(Stored records)

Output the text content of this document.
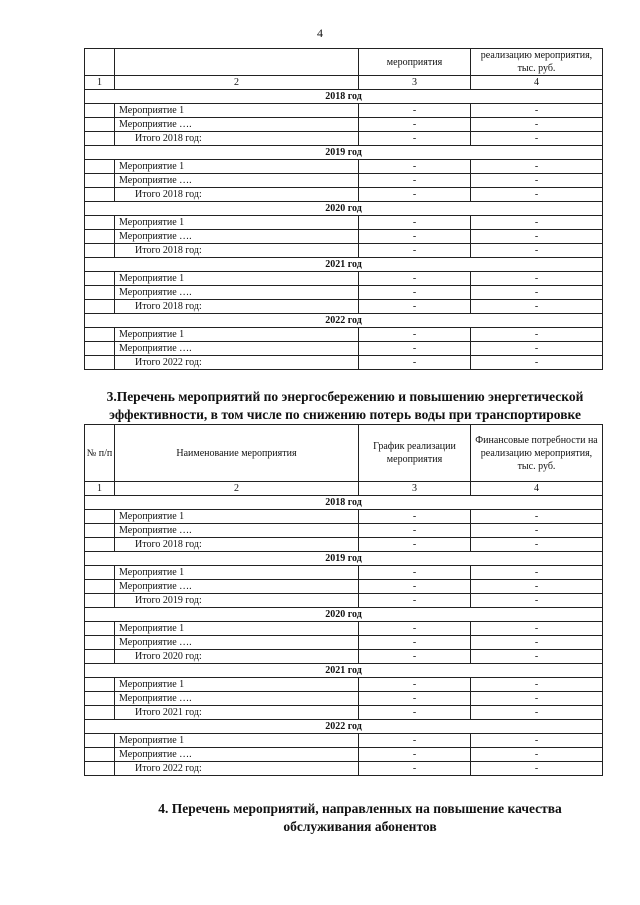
4
		мероприятия	реализацию мероприятия, тыс. руб.
1	2	3	4
2018 год			
	Мероприятие 1	-	-
	Мероприятие ….	-	-
	Итого 2018 год:	-	-
2019 год			
	Мероприятие 1	-	-
	Мероприятие ….	-	-
	Итого 2018 год:	-	-
2020 год			
	Мероприятие 1	-	-
	Мероприятие ….	-	-
	Итого 2018 год:	-	-
2021 год			
	Мероприятие 1	-	-
	Мероприятие ….	-	-
	Итого 2018 год:	-	-
2022 год			
	Мероприятие 1	-	-
	Мероприятие ….	-	-
	Итого 2022 год:	-	-
3.Перечень мероприятий по энергосбережению и повышению энергетической
эффективности, в том числе по снижению потерь воды при транспортировке
№ п/п	Наименование мероприятия	График реализации мероприятия	Финансовые потребности на реализацию мероприятия, тыс. руб.
1	2	3	4
2018 год			
	Мероприятие 1	-	-
	Мероприятие ….	-	-
	Итого 2018 год:	-	-
2019 год			
	Мероприятие 1	-	-
	Мероприятие ….	-	-
	Итого 2019 год:	-	-
2020 год			
	Мероприятие 1	-	-
	Мероприятие ….	-	-
	Итого 2020 год:	-	-
2021 год			
	Мероприятие 1	-	-
	Мероприятие ….	-	-
	Итого 2021 год:	-	-
2022 год			
	Мероприятие 1	-	-
	Мероприятие ….	-	-
	Итого 2022 год:	-	-
4. Перечень мероприятий, направленных на повышение качества
обслуживания абонентов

__What to work on__.
From the records above, pull out each line that has "реализацию".

__Finished answer__.
		мероприятия	реализацию мероприятия, тыс. руб.
№ п/п	Наименование мероприятия	График реализации мероприятия	Финансовые потребности на реализацию мероприятия, тыс. руб.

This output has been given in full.